• _EXERCISE PROMPT_:
Make an exact copy of the data below, leaving out every picture.

── PROVIDED RECORDS ──

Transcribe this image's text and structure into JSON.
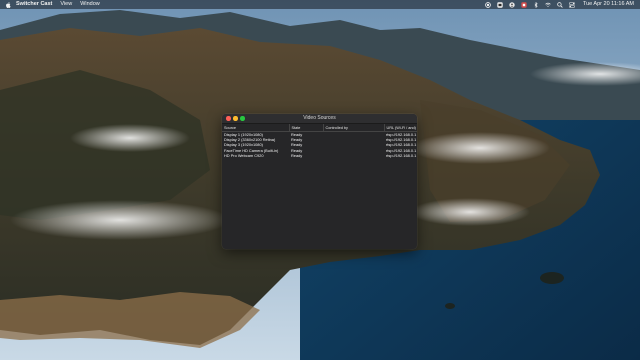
{
  "menubar": {
    "app_name": "Switcher Cast",
    "items": [
      "View",
      "Window"
    ],
    "status_icons": [
      "record-icon",
      "cast-icon",
      "user-icon",
      "app-icon",
      "bluetooth-icon",
      "wifi-icon",
      "search-icon",
      "control-center-icon"
    ],
    "clock": "Tue Apr 20  11:16 AM"
  },
  "window": {
    "title": "Video Sources",
    "columns": [
      "Source",
      "State",
      "Controlled by",
      "URL (Wi-Fi / and)"
    ],
    "rows": [
      {
        "source": "Display 1 (1920x1080)",
        "state": "Ready",
        "controlled_by": "",
        "url": "rtsp://192.168.0.1"
      },
      {
        "source": "Display 2 (3360x2100 Retina)",
        "state": "Ready",
        "controlled_by": "",
        "url": "rtsp://192.168.0.1"
      },
      {
        "source": "Display 3 (1920x1080)",
        "state": "Ready",
        "controlled_by": "",
        "url": "rtsp://192.168.0.1"
      },
      {
        "source": "FaceTime HD Camera (Built-in)",
        "state": "Ready",
        "controlled_by": "",
        "url": "rtsp://192.168.0.1"
      },
      {
        "source": "HD Pro Webcam C920",
        "state": "Ready",
        "controlled_by": "",
        "url": "rtsp://192.168.0.1"
      }
    ]
  },
  "colors": {
    "close": "#ff5f57",
    "minimize": "#febc2e",
    "maximize": "#28c840",
    "window_bg": "#262628"
  }
}
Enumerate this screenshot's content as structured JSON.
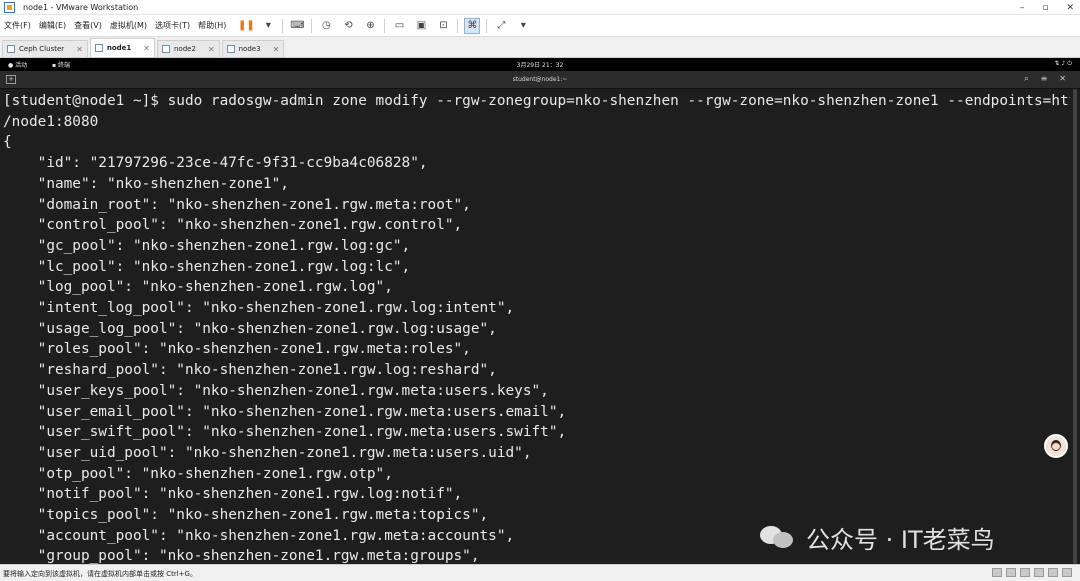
{
  "window": {
    "title": "node1 - VMware Workstation",
    "controls": [
      "–",
      "▫",
      "✕"
    ]
  },
  "menu": [
    "文件(F)",
    "编辑(E)",
    "查看(V)",
    "虚拟机(M)",
    "选项卡(T)",
    "帮助(H)"
  ],
  "tabs": [
    {
      "label": "Ceph Cluster",
      "active": false
    },
    {
      "label": "node1",
      "active": true
    },
    {
      "label": "node2",
      "active": false
    },
    {
      "label": "node3",
      "active": false
    }
  ],
  "gnome": {
    "activities": "活动",
    "app": "终端",
    "clock": "3月29日 21：32"
  },
  "terminal": {
    "title": "student@node1:~",
    "lines": [
      "[student@node1 ~]$ sudo radosgw-admin zone modify --rgw-zonegroup=nko-shenzhen --rgw-zone=nko-shenzhen-zone1 --endpoints=http:/",
      "/node1:8080",
      "{",
      "    \"id\": \"21797296-23ce-47fc-9f31-cc9ba4c06828\",",
      "    \"name\": \"nko-shenzhen-zone1\",",
      "    \"domain_root\": \"nko-shenzhen-zone1.rgw.meta:root\",",
      "    \"control_pool\": \"nko-shenzhen-zone1.rgw.control\",",
      "    \"gc_pool\": \"nko-shenzhen-zone1.rgw.log:gc\",",
      "    \"lc_pool\": \"nko-shenzhen-zone1.rgw.log:lc\",",
      "    \"log_pool\": \"nko-shenzhen-zone1.rgw.log\",",
      "    \"intent_log_pool\": \"nko-shenzhen-zone1.rgw.log:intent\",",
      "    \"usage_log_pool\": \"nko-shenzhen-zone1.rgw.log:usage\",",
      "    \"roles_pool\": \"nko-shenzhen-zone1.rgw.meta:roles\",",
      "    \"reshard_pool\": \"nko-shenzhen-zone1.rgw.log:reshard\",",
      "    \"user_keys_pool\": \"nko-shenzhen-zone1.rgw.meta:users.keys\",",
      "    \"user_email_pool\": \"nko-shenzhen-zone1.rgw.meta:users.email\",",
      "    \"user_swift_pool\": \"nko-shenzhen-zone1.rgw.meta:users.swift\",",
      "    \"user_uid_pool\": \"nko-shenzhen-zone1.rgw.meta:users.uid\",",
      "    \"otp_pool\": \"nko-shenzhen-zone1.rgw.otp\",",
      "    \"notif_pool\": \"nko-shenzhen-zone1.rgw.log:notif\",",
      "    \"topics_pool\": \"nko-shenzhen-zone1.rgw.meta:topics\",",
      "    \"account_pool\": \"nko-shenzhen-zone1.rgw.meta:accounts\",",
      "    \"group_pool\": \"nko-shenzhen-zone1.rgw.meta:groups\","
    ]
  },
  "watermark": "公众号 · IT老菜鸟",
  "statusbar": {
    "hint": "要将输入定向到该虚拟机，请在虚拟机内部单击或按 Ctrl+G。"
  }
}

───

• _CORRECT RESULT_:
Transcribe this image's text and structure into JSON.
{
  "menubar": {
    "app_name": "Switcher Cast",
    "items": [
      "View",
      "Window"
    ],
    "status_icons": [
      "record-icon",
      "cast-icon",
      "user-icon",
      "app-icon",
      "bluetooth-icon",
      "wifi-icon",
      "search-icon",
      "control-center-icon"
    ],
    "clock": "Tue Apr 20  11:16 AM"
  },
  "window": {
    "title": "Video Sources",
    "columns": [
      "Source",
      "State",
      "Controlled by",
      "URL (Wi-Fi / and)"
    ],
    "rows": [
      {
        "source": "Display 1 (1920x1080)",
        "state": "Ready",
        "controlled_by": "",
        "url": "rtsp://192.168.0.1"
      },
      {
        "source": "Display 2 (3360x2100 Retina)",
        "state": "Ready",
        "controlled_by": "",
        "url": "rtsp://192.168.0.1"
      },
      {
        "source": "Display 3 (1920x1080)",
        "state": "Ready",
        "controlled_by": "",
        "url": "rtsp://192.168.0.1"
      },
      {
        "source": "FaceTime HD Camera (Built-in)",
        "state": "Ready",
        "controlled_by": "",
        "url": "rtsp://192.168.0.1"
      },
      {
        "source": "HD Pro Webcam C920",
        "state": "Ready",
        "controlled_by": "",
        "url": "rtsp://192.168.0.1"
      }
    ]
  },
  "colors": {
    "close": "#ff5f57",
    "minimize": "#febc2e",
    "maximize": "#28c840",
    "window_bg": "#262628"
  }
}
Enumerate this screenshot's content as structured JSON.
{
  "window": {
    "title": "node1 - VMware Workstation",
    "controls": [
      "–",
      "▫",
      "✕"
    ]
  },
  "menu": [
    "文件(F)",
    "编辑(E)",
    "查看(V)",
    "虚拟机(M)",
    "选项卡(T)",
    "帮助(H)"
  ],
  "tabs": [
    {
      "label": "Ceph Cluster",
      "active": false
    },
    {
      "label": "node1",
      "active": true
    },
    {
      "label": "node2",
      "active": false
    },
    {
      "label": "node3",
      "active": false
    }
  ],
  "gnome": {
    "activities": "活动",
    "app": "终端",
    "clock": "3月29日 21：32"
  },
  "terminal": {
    "title": "student@node1:~",
    "lines": [
      "[student@node1 ~]$ sudo radosgw-admin zone modify --rgw-zonegroup=nko-shenzhen --rgw-zone=nko-shenzhen-zone1 --endpoints=http:/",
      "/node1:8080",
      "{",
      "    \"id\": \"21797296-23ce-47fc-9f31-cc9ba4c06828\",",
      "    \"name\": \"nko-shenzhen-zone1\",",
      "    \"domain_root\": \"nko-shenzhen-zone1.rgw.meta:root\",",
      "    \"control_pool\": \"nko-shenzhen-zone1.rgw.control\",",
      "    \"gc_pool\": \"nko-shenzhen-zone1.rgw.log:gc\",",
      "    \"lc_pool\": \"nko-shenzhen-zone1.rgw.log:lc\",",
      "    \"log_pool\": \"nko-shenzhen-zone1.rgw.log\",",
      "    \"intent_log_pool\": \"nko-shenzhen-zone1.rgw.log:intent\",",
      "    \"usage_log_pool\": \"nko-shenzhen-zone1.rgw.log:usage\",",
      "    \"roles_pool\": \"nko-shenzhen-zone1.rgw.meta:roles\",",
      "    \"reshard_pool\": \"nko-shenzhen-zone1.rgw.log:reshard\",",
      "    \"user_keys_pool\": \"nko-shenzhen-zone1.rgw.meta:users.keys\",",
      "    \"user_email_pool\": \"nko-shenzhen-zone1.rgw.meta:users.email\",",
      "    \"user_swift_pool\": \"nko-shenzhen-zone1.rgw.meta:users.swift\",",
      "    \"user_uid_pool\": \"nko-shenzhen-zone1.rgw.meta:users.uid\",",
      "    \"otp_pool\": \"nko-shenzhen-zone1.rgw.otp\",",
      "    \"notif_pool\": \"nko-shenzhen-zone1.rgw.log:notif\",",
      "    \"topics_pool\": \"nko-shenzhen-zone1.rgw.meta:topics\",",
      "    \"account_pool\": \"nko-shenzhen-zone1.rgw.meta:accounts\",",
      "    \"group_pool\": \"nko-shenzhen-zone1.rgw.meta:groups\","
    ]
  },
  "watermark": "公众号 · IT老菜鸟",
  "statusbar": {
    "hint": "要将输入定向到该虚拟机，请在虚拟机内部单击或按 Ctrl+G。"
  }
}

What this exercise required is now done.